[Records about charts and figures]
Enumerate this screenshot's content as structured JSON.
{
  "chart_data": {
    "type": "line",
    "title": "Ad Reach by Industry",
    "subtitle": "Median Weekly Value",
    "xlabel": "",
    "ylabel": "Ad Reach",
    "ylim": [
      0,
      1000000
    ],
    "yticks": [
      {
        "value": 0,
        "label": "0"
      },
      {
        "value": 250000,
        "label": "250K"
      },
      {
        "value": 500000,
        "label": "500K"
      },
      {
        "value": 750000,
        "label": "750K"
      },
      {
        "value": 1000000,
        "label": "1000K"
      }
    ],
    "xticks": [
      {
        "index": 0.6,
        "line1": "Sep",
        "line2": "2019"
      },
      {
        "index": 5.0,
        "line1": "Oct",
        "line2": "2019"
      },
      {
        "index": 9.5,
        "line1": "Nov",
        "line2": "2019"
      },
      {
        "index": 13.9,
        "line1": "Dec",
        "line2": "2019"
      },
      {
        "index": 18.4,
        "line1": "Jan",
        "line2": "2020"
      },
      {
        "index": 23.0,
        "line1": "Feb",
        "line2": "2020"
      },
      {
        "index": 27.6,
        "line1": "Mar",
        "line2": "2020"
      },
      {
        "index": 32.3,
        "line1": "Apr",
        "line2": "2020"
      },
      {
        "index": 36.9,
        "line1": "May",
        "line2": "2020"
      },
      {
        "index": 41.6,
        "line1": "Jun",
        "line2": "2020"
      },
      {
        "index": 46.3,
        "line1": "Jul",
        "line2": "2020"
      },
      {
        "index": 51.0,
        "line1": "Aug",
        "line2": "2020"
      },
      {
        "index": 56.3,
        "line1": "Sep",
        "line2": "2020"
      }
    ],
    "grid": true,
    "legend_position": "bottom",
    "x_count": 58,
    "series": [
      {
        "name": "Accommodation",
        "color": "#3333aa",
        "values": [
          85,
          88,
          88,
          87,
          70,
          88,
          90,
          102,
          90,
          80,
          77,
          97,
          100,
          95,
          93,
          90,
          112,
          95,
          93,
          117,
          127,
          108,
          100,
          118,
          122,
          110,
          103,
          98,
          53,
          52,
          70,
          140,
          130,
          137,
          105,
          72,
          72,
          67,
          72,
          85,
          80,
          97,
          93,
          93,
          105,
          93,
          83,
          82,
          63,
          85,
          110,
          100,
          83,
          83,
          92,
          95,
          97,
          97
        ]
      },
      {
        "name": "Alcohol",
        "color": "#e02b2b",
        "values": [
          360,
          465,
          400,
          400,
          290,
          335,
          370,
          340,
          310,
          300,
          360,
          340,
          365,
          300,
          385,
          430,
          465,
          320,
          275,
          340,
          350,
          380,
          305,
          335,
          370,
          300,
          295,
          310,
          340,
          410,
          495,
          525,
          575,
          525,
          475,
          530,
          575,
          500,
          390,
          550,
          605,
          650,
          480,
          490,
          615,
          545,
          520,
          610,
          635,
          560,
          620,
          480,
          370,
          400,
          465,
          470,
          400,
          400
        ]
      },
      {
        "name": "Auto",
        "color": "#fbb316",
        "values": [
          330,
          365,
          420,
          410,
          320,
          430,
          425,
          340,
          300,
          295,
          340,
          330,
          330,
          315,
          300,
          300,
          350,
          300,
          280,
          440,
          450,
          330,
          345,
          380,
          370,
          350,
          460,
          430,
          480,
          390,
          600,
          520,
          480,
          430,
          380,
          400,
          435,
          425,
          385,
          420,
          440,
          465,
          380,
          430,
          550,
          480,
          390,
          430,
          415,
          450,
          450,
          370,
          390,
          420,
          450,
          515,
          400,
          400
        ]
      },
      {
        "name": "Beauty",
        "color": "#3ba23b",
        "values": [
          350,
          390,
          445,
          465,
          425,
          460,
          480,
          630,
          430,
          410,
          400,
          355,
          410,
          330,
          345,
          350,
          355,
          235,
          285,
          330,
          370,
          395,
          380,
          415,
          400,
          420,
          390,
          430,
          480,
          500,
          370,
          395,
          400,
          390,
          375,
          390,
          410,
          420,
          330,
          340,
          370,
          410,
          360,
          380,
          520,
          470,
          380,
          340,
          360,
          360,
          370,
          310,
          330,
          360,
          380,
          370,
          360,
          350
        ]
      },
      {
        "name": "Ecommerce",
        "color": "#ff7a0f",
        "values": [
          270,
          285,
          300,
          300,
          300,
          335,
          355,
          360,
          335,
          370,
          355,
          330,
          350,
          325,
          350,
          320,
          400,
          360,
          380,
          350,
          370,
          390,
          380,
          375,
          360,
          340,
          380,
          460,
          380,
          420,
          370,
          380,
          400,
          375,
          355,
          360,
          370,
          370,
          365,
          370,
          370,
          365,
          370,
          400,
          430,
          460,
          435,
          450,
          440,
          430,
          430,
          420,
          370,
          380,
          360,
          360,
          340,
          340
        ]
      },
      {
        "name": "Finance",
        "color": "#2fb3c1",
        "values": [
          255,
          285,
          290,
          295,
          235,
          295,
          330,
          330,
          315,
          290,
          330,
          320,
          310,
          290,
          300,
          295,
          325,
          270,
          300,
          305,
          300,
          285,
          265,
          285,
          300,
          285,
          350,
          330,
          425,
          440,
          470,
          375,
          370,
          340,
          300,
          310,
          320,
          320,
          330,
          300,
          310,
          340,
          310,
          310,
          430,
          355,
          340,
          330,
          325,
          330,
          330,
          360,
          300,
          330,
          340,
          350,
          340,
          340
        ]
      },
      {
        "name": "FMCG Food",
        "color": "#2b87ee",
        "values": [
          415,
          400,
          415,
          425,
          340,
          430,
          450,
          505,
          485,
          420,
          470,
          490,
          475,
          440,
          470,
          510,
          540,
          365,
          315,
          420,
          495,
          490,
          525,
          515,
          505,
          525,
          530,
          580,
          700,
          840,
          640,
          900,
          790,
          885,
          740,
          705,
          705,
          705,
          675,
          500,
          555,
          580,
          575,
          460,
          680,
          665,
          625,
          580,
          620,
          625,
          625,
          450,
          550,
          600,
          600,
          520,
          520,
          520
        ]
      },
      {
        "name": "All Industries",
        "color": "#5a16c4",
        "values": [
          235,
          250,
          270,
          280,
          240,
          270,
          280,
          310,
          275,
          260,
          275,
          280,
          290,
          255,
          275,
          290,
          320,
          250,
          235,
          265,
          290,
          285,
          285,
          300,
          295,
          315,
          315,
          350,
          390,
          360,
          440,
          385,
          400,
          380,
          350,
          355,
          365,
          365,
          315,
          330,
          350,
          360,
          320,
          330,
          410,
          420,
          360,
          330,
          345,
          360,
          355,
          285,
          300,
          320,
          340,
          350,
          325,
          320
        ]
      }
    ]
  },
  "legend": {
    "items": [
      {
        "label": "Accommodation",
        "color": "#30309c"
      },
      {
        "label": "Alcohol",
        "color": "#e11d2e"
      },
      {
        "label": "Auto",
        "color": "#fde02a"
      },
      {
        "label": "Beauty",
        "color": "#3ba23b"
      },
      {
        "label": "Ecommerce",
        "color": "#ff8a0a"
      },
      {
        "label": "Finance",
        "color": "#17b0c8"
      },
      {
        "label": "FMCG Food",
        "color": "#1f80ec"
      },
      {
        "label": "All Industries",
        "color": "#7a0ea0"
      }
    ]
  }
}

--

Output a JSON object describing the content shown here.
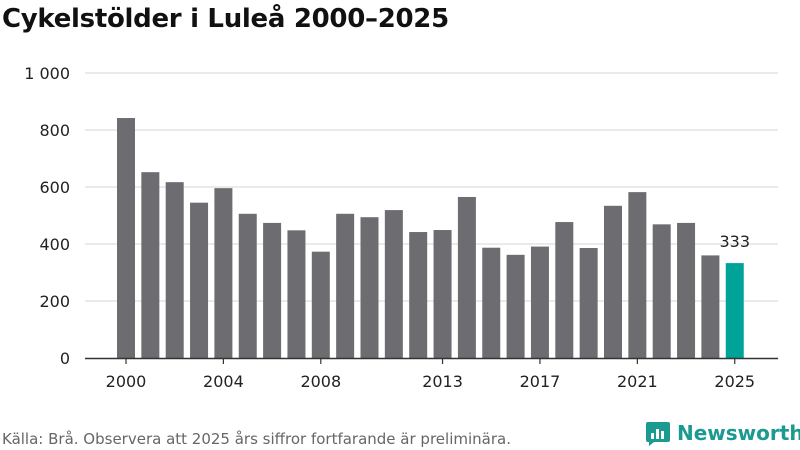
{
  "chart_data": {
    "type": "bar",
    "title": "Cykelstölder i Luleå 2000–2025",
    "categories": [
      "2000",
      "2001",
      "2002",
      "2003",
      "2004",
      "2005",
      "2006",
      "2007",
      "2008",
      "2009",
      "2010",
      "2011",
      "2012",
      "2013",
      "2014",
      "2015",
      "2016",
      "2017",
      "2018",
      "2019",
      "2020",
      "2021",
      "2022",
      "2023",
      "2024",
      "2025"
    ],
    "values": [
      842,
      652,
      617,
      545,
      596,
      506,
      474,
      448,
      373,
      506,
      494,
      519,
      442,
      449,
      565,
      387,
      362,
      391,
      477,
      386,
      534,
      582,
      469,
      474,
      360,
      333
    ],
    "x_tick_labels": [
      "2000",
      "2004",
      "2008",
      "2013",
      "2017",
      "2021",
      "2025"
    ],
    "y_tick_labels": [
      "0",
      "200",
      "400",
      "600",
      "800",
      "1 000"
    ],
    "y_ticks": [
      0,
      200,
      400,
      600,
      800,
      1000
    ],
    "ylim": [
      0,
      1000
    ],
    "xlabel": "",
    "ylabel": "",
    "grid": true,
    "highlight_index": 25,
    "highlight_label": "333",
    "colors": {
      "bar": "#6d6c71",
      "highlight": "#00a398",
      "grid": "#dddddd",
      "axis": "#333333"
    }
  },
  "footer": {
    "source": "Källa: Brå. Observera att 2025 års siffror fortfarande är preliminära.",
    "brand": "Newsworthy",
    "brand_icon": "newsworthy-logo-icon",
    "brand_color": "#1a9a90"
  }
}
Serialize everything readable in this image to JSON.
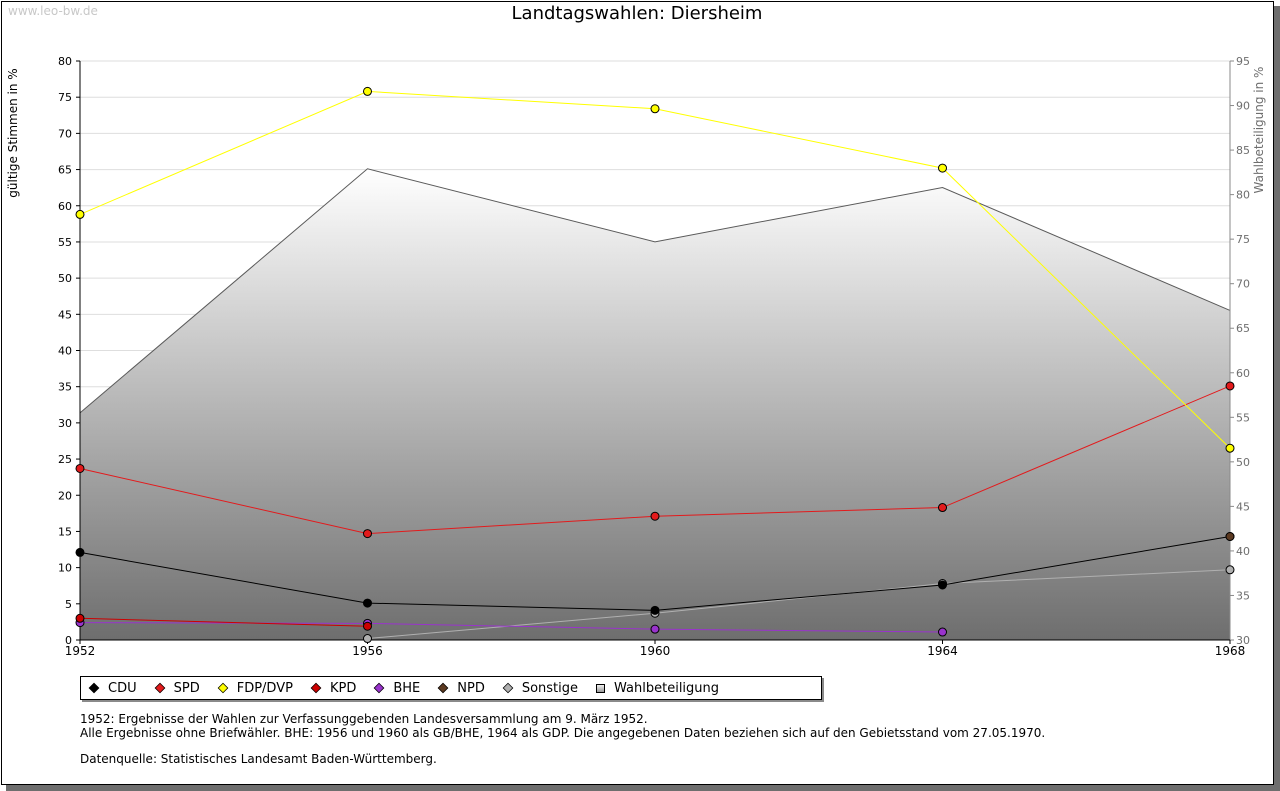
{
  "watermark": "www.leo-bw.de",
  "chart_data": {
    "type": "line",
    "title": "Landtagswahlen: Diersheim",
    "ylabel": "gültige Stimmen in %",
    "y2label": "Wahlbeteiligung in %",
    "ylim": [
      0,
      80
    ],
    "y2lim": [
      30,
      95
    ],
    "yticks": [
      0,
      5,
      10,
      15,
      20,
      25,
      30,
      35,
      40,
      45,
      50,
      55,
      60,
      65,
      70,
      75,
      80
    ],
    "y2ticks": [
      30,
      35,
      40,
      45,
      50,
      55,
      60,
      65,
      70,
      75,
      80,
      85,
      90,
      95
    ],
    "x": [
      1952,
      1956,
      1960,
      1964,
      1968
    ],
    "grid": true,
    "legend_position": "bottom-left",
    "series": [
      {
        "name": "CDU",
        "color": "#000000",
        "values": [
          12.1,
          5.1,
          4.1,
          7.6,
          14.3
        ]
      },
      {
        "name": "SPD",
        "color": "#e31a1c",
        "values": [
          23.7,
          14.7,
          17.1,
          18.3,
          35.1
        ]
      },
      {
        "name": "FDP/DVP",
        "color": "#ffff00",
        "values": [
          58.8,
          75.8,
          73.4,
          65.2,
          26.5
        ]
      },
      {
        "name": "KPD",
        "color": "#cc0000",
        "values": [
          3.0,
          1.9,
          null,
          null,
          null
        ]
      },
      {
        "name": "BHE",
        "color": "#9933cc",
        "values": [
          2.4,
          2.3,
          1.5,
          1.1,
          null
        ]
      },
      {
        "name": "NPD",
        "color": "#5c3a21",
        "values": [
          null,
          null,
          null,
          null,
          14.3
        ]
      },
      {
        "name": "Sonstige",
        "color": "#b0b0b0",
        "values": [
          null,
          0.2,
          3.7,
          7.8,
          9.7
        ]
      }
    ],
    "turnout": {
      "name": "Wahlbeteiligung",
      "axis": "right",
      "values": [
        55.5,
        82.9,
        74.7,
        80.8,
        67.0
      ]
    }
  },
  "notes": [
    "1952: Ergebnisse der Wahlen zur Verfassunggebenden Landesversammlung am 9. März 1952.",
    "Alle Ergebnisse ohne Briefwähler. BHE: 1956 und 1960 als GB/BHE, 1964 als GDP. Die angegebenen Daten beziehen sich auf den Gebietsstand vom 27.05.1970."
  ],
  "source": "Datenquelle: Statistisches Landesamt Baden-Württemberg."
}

- WHAT YOU SHOULD DO -
Of the lines in the records, how many contain the word "bottom"? Answer with the number and nothing else.

- FINAL ANSWER -
2